▶ [Challenge] Gather each line of the entries below that includes "exhibición".

START Material for the task

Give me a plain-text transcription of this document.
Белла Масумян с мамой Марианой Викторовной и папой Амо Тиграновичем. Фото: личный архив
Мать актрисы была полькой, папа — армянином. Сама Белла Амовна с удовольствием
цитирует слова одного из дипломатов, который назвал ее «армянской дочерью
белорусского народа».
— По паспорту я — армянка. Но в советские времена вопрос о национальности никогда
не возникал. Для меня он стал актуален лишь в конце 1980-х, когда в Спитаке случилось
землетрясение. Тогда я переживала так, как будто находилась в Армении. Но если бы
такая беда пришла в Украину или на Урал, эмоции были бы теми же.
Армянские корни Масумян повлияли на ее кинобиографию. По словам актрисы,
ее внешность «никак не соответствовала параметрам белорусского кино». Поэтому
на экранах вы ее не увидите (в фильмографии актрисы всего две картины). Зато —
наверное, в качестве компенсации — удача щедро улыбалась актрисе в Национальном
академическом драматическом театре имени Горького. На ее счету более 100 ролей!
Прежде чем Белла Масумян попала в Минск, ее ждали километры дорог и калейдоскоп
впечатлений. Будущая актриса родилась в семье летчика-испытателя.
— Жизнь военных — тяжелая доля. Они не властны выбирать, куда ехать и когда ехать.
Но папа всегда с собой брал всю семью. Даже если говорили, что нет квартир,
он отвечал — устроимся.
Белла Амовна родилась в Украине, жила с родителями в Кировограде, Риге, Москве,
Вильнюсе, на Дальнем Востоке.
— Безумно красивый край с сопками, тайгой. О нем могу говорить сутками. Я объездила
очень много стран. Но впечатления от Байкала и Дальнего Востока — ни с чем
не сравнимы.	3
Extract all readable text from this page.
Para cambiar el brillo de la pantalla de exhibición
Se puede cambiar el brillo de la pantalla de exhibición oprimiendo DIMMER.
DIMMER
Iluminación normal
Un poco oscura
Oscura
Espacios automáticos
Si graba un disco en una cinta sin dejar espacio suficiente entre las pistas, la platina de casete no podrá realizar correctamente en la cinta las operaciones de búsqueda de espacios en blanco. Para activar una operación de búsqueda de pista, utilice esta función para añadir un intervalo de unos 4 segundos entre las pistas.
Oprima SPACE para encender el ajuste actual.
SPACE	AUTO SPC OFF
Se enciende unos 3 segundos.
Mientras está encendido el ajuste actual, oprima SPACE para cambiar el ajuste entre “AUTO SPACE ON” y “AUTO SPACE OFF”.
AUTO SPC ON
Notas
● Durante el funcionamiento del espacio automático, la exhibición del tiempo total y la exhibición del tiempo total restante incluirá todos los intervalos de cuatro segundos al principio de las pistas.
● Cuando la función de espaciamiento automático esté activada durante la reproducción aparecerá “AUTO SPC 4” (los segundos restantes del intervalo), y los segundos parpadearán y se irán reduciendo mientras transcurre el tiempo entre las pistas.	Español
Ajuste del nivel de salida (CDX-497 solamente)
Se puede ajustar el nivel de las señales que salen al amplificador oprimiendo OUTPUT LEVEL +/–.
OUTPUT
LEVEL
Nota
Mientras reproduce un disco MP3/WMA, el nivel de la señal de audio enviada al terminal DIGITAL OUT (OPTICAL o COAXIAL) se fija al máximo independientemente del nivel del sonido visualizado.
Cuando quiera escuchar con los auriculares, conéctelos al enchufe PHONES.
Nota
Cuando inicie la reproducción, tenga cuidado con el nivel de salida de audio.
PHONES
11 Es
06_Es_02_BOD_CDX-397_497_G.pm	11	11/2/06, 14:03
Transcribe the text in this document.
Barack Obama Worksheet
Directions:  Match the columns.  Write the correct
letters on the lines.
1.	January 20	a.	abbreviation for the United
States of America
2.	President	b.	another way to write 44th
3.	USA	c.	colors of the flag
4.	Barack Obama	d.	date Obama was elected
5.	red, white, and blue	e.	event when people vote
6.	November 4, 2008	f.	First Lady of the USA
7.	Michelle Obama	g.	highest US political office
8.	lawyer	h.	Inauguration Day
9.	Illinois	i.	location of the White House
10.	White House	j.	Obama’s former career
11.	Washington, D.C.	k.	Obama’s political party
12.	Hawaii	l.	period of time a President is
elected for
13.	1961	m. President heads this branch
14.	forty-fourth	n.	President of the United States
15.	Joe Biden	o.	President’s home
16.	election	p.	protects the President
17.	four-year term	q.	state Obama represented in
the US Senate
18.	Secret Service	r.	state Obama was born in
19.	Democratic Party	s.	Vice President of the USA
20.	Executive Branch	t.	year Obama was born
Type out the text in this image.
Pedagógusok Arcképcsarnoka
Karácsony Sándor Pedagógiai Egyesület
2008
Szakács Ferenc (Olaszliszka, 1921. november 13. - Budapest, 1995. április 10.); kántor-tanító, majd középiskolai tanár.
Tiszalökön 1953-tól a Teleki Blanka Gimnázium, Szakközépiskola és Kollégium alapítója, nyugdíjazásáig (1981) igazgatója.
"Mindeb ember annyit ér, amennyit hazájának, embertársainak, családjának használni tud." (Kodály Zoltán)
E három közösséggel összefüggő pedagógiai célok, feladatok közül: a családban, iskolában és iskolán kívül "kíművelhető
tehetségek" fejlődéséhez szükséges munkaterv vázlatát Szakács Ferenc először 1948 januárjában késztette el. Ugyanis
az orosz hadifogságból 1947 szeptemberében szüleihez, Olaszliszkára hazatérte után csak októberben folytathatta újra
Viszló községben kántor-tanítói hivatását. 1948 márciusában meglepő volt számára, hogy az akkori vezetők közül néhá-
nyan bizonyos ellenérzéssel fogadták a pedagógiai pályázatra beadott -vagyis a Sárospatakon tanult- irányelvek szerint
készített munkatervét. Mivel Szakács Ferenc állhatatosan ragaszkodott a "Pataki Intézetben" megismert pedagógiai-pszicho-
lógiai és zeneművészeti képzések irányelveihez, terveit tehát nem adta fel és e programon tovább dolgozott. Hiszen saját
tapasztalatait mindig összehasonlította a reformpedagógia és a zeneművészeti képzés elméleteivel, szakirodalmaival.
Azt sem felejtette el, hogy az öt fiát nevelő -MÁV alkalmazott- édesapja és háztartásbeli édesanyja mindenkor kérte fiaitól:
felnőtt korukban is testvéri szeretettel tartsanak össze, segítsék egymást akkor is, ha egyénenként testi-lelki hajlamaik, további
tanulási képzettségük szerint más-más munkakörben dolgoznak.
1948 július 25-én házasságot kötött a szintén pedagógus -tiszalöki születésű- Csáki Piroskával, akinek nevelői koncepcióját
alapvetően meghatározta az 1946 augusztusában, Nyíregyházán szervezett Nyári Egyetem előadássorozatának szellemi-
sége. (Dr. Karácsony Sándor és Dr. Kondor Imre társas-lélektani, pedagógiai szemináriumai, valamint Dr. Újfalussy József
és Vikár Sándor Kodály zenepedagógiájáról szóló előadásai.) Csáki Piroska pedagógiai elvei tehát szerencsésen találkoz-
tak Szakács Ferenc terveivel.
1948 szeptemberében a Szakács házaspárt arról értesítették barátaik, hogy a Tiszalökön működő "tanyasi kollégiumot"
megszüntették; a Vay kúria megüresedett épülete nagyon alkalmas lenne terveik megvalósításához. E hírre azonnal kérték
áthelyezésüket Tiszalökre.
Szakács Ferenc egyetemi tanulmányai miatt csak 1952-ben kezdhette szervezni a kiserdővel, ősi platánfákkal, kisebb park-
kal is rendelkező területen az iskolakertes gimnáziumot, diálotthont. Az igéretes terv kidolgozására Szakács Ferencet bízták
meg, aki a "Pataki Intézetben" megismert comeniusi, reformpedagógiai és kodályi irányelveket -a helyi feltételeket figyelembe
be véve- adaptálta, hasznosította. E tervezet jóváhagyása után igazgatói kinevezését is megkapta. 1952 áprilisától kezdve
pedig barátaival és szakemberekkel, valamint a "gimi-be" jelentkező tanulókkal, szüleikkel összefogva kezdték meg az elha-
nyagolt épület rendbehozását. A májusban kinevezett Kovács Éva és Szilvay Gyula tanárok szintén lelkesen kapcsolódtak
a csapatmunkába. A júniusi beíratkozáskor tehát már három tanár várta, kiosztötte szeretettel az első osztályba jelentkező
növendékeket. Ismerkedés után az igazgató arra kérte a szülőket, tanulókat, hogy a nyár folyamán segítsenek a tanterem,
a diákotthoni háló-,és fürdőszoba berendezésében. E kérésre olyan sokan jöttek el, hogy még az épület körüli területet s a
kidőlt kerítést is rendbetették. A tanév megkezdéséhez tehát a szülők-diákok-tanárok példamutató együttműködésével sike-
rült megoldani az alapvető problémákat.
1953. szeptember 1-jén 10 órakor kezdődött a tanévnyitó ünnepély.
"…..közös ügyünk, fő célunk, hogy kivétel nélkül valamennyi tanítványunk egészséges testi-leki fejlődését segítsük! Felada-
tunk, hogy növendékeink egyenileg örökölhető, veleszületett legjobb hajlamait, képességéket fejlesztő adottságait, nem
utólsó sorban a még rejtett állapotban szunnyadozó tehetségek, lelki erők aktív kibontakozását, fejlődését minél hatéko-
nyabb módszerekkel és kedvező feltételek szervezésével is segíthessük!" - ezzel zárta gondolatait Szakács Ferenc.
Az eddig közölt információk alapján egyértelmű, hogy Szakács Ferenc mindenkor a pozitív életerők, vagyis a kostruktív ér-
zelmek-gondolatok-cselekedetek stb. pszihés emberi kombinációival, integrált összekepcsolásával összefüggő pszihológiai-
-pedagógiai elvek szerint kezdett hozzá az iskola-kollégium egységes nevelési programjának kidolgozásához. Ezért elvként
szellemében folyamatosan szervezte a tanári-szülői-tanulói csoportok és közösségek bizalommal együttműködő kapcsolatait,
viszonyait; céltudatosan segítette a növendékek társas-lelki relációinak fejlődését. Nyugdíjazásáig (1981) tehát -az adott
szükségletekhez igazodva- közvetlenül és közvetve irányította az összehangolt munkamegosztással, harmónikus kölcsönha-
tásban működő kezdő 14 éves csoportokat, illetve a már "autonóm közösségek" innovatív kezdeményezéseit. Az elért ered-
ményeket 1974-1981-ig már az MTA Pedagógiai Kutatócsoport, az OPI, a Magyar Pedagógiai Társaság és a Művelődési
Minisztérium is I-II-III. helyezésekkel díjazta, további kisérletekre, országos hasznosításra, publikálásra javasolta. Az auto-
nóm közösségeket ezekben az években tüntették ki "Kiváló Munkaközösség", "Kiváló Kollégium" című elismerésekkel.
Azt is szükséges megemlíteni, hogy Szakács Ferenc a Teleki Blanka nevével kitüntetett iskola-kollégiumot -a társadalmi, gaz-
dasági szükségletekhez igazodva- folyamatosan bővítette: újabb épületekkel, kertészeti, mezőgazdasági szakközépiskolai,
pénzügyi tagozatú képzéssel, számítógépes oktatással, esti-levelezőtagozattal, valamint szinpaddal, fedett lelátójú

END Material for the task

▶ [Final result]
Para cambiar el brillo de la pantalla de exhibición
Se puede cambiar el brillo de la pantalla de exhibición oprimiendo DIMMER.
● Durante el funcionamiento del espacio automático, la exhibición del tiempo total y la exhibición del tiempo total restante incluirá todos los intervalos de cuatro segundos al principio de las pistas.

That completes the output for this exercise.